** Begin **

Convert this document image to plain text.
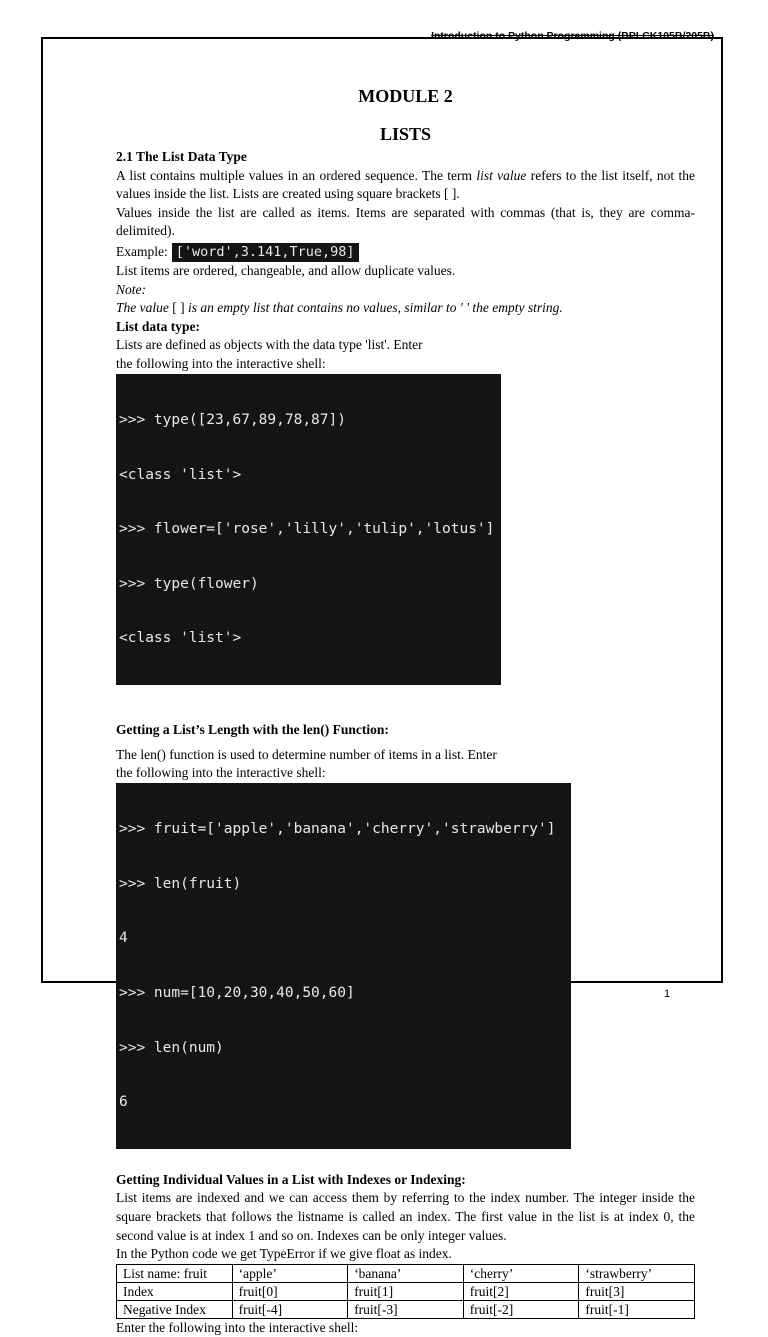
Introduction to Python Programming (BPLCK105B/205B)
MODULE 2
LISTS
2.1 The List Data Type

A list contains multiple values in an ordered sequence. The term list value refers to the list itself, not the values inside the list. Lists are created using square brackets [ ].

Values inside the list are called as items. Items are separated with commas (that is, they are comma-delimited).

Example: ['word',3.141,True,98]

List items are ordered, changeable, and allow duplicate values.

Note:

The value [ ] is an empty list that contains no values, similar to ' ' the empty string.

List data type:

Lists are defined as objects with the data type 'list'. Enter

the following into the interactive shell:

>>> type([23,67,89,78,87])

<class 'list'>

>>> flower=['rose','lilly','tulip','lotus']

>>> type(flower)

<class 'list'>

Getting a List’s Length with the len() Function:

The len() function is used to determine number of items in a list. Enter

the following into the interactive shell:

>>> fruit=['apple','banana','cherry','strawberry']

>>> len(fruit)

4

>>> num=[10,20,30,40,50,60]

>>> len(num)

6

Getting Individual Values in a List with Indexes or Indexing:

List items are indexed and we can access them by referring to the index number. The integer inside the square brackets that follows the listname is called an index. The first value in the list is at index 0, the second value is at index 1 and so on. Indexes can be only integer values.

In the Python code we get TypeError if we give float as index.

List name: fruit	‘apple’	‘banana’	‘cherry’	‘strawberry’
Index	fruit[0]	fruit[1]	fruit[2]	fruit[3]
Negative Index	fruit[-4]	fruit[-3]	fruit[-2]	fruit[-1]

Enter the following into the interactive shell:

1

** End **

→ **GOAL**
Nothing in the entries should change as you copy them, except that the pictures are left out.

→ **TASK RESULT**
Convert this document image to plain text.
Introduction to Python Programming (BPLCK105B/205B)
MODULE 2
LISTS
2.1 The List Data Type

A list contains multiple values in an ordered sequence. The term list value refers to the list itself, not the values inside the list. Lists are created using square brackets [ ].

Values inside the list are called as items. Items are separated with commas (that is, they are comma-delimited).

Example: ['word',3.141,True,98]

List items are ordered, changeable, and allow duplicate values.

Note:

The value [ ] is an empty list that contains no values, similar to ' ' the empty string.

List data type:

Lists are defined as objects with the data type 'list'. Enter

the following into the interactive shell:

>>> type([23,67,89,78,87])

<class 'list'>

>>> flower=['rose','lilly','tulip','lotus']

>>> type(flower)

<class 'list'>

Getting a List’s Length with the len() Function:

The len() function is used to determine number of items in a list. Enter

the following into the interactive shell:

>>> fruit=['apple','banana','cherry','strawberry']

>>> len(fruit)

4

>>> num=[10,20,30,40,50,60]

>>> len(num)

6

Getting Individual Values in a List with Indexes or Indexing:

List items are indexed and we can access them by referring to the index number. The integer inside the square brackets that follows the listname is called an index. The first value in the list is at index 0, the second value is at index 1 and so on. Indexes can be only integer values.

In the Python code we get TypeError if we give float as index.

List name: fruit	‘apple’	‘banana’	‘cherry’	‘strawberry’
Index	fruit[0]	fruit[1]	fruit[2]	fruit[3]
Negative Index	fruit[-4]	fruit[-3]	fruit[-2]	fruit[-1]

Enter the following into the interactive shell:

1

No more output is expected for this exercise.